Required task
List all lines of the data that include the string "JSON".

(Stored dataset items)
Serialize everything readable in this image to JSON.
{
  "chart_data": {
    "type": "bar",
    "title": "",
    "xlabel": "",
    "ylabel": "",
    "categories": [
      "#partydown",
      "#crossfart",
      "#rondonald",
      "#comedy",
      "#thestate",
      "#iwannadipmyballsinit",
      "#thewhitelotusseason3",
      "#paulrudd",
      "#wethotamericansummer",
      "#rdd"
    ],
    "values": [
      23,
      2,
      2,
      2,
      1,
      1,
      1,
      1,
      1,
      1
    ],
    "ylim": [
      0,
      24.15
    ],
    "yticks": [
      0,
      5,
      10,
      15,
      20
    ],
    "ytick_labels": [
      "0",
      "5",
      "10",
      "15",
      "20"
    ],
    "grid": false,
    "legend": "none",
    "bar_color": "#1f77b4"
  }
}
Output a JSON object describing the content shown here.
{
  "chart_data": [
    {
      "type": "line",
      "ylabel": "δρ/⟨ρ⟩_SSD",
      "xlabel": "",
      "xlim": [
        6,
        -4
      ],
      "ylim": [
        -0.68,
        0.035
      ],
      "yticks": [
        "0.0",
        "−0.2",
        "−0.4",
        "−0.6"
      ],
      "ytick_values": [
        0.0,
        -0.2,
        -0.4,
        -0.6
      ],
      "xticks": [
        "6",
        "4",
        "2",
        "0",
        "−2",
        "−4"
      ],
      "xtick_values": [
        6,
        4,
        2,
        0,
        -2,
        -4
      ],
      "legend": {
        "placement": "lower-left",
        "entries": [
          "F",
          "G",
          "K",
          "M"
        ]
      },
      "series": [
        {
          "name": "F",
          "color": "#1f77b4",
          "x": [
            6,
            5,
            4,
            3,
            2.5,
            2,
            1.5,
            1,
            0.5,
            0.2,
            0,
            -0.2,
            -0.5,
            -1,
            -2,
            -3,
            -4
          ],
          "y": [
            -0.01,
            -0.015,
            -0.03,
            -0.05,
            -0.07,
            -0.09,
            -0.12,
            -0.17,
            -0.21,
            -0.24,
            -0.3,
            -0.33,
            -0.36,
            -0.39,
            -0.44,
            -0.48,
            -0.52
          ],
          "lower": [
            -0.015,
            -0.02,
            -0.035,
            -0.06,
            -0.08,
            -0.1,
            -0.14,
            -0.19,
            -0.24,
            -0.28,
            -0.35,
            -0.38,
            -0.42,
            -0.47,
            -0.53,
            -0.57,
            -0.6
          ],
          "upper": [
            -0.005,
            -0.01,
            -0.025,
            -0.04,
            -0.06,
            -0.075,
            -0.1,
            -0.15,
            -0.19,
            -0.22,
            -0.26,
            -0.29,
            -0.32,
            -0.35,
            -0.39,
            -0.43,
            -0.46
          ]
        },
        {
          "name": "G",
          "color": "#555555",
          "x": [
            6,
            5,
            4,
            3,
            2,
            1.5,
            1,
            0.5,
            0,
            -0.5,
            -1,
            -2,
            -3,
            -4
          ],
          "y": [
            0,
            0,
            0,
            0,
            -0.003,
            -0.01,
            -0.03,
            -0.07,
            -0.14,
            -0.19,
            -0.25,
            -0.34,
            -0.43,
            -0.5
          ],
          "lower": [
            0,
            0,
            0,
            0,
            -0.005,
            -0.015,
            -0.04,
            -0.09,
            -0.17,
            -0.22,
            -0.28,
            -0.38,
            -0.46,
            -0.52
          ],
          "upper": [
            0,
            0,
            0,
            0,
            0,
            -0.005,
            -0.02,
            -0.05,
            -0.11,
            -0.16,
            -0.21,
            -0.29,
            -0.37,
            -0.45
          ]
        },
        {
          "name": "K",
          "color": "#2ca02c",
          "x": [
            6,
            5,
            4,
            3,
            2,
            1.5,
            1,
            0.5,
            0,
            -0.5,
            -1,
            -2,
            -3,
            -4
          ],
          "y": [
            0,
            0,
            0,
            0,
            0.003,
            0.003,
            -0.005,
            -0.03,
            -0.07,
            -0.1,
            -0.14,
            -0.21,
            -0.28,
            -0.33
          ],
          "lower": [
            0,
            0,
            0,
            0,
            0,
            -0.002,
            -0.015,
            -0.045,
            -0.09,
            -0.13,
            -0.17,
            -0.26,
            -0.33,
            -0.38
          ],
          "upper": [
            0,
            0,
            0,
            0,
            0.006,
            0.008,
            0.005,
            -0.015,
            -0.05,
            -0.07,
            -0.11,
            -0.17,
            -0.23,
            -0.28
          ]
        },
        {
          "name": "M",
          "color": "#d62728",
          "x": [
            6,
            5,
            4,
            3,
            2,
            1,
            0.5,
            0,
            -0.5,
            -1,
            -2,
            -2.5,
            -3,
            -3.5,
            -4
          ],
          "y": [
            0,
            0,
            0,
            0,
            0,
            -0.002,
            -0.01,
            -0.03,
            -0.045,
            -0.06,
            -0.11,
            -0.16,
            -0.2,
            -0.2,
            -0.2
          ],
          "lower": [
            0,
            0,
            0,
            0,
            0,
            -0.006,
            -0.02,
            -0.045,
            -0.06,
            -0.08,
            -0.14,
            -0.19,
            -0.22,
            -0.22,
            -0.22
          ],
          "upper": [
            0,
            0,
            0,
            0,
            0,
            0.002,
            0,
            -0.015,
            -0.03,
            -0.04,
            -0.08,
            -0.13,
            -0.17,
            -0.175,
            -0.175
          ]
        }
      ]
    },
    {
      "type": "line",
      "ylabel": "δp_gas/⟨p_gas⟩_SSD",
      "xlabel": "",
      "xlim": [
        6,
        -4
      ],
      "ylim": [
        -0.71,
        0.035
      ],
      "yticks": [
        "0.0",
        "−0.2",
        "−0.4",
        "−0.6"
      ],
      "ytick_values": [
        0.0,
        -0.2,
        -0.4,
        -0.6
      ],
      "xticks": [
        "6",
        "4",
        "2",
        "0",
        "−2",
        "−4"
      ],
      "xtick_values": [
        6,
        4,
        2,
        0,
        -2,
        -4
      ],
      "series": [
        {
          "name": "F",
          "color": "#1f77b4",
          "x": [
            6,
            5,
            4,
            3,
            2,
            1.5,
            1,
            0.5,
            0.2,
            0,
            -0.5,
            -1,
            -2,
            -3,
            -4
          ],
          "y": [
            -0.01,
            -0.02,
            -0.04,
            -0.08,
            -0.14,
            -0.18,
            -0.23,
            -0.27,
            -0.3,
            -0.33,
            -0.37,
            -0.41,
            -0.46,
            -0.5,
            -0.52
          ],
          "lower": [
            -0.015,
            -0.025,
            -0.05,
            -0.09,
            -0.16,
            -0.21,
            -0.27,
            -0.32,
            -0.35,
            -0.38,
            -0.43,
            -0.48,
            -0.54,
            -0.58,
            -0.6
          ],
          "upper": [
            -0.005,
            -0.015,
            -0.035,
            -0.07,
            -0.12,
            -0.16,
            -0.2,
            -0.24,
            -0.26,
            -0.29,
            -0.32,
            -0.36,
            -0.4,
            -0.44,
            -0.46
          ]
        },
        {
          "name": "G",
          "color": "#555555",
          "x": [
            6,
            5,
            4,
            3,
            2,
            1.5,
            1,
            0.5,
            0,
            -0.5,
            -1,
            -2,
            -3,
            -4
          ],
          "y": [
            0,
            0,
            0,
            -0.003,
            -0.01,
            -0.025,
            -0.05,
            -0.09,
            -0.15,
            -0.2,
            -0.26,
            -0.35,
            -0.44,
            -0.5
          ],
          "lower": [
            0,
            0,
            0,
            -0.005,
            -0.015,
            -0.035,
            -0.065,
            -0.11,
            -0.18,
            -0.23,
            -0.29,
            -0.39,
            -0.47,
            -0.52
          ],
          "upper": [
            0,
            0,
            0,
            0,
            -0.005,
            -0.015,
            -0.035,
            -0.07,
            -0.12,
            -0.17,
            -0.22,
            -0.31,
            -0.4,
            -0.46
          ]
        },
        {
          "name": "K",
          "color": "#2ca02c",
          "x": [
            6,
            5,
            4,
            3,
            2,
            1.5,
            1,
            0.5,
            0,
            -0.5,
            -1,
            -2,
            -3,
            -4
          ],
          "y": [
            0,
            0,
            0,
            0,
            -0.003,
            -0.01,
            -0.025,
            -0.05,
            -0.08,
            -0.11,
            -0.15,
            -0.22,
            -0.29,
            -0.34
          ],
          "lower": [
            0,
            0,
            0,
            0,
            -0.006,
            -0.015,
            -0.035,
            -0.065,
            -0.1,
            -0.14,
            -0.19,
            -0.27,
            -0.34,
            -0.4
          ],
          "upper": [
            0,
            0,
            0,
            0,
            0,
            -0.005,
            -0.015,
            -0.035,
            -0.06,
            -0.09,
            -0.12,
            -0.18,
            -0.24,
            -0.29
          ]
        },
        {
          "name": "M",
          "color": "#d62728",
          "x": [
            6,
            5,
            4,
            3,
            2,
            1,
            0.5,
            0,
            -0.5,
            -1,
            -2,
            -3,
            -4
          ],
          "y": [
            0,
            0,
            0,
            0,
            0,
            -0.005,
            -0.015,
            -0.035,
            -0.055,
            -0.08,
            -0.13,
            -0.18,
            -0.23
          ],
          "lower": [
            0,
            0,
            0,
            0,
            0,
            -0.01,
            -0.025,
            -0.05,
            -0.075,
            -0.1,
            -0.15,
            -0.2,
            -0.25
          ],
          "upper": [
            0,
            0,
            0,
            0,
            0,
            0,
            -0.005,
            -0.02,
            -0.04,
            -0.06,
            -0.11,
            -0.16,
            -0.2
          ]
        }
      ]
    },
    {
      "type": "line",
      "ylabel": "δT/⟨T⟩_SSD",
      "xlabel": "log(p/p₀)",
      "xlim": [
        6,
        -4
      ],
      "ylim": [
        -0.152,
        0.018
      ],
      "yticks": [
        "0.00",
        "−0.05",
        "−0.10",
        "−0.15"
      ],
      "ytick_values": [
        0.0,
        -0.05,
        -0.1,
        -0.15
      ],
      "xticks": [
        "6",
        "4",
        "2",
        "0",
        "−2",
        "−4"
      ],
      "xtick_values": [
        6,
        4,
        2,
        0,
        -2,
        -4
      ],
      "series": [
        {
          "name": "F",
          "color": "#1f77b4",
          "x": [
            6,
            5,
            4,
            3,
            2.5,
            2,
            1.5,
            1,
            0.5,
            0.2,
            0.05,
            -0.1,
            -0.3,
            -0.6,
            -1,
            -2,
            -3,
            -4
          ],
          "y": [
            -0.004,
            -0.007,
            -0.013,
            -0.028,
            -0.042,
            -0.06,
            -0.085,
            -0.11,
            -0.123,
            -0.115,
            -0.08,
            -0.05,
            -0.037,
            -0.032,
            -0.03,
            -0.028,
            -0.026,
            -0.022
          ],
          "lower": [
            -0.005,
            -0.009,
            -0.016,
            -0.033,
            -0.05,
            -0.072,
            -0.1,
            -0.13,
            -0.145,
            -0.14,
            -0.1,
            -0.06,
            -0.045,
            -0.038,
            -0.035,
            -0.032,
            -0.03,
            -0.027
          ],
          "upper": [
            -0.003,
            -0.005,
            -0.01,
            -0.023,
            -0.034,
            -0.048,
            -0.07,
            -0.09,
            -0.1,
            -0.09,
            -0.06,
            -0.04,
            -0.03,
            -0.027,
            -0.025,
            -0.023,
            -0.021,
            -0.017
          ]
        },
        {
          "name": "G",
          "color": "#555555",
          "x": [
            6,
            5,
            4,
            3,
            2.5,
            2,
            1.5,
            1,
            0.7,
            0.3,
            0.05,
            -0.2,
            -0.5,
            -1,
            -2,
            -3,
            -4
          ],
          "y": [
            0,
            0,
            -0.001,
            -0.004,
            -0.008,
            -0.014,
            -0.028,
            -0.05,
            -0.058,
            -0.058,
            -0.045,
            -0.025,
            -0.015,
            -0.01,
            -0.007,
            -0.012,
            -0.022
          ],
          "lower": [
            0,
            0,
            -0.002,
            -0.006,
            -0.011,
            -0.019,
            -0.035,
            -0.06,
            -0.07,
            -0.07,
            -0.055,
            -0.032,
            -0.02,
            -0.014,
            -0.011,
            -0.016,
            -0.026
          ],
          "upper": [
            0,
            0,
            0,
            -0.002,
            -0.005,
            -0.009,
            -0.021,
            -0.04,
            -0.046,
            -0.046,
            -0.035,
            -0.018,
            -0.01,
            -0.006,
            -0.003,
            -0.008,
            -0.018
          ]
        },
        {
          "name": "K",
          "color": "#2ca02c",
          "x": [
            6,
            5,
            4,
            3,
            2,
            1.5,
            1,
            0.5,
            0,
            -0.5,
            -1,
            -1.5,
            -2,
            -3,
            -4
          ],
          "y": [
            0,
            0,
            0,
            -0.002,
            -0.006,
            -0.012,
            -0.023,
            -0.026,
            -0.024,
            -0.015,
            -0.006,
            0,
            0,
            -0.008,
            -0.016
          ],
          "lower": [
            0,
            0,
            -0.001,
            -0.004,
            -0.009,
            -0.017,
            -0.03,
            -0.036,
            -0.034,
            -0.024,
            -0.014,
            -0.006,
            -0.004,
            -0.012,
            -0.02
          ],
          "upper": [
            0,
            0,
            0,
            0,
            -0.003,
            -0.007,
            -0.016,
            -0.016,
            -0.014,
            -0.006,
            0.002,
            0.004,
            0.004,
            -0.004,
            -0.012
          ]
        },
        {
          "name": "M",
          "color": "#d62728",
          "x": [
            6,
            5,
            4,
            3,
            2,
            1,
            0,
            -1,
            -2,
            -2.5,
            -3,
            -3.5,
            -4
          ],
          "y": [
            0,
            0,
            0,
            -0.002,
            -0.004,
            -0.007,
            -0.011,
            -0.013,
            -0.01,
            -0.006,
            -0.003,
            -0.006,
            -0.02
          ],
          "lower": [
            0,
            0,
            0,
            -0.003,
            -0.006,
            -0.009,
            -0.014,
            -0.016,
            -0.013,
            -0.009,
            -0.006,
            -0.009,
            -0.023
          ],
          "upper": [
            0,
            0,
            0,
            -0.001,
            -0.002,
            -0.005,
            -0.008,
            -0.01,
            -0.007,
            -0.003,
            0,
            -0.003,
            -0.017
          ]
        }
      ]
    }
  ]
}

Written reply
Serialize everything readable in this image to JSON.
Output a JSON object describing the content shown here.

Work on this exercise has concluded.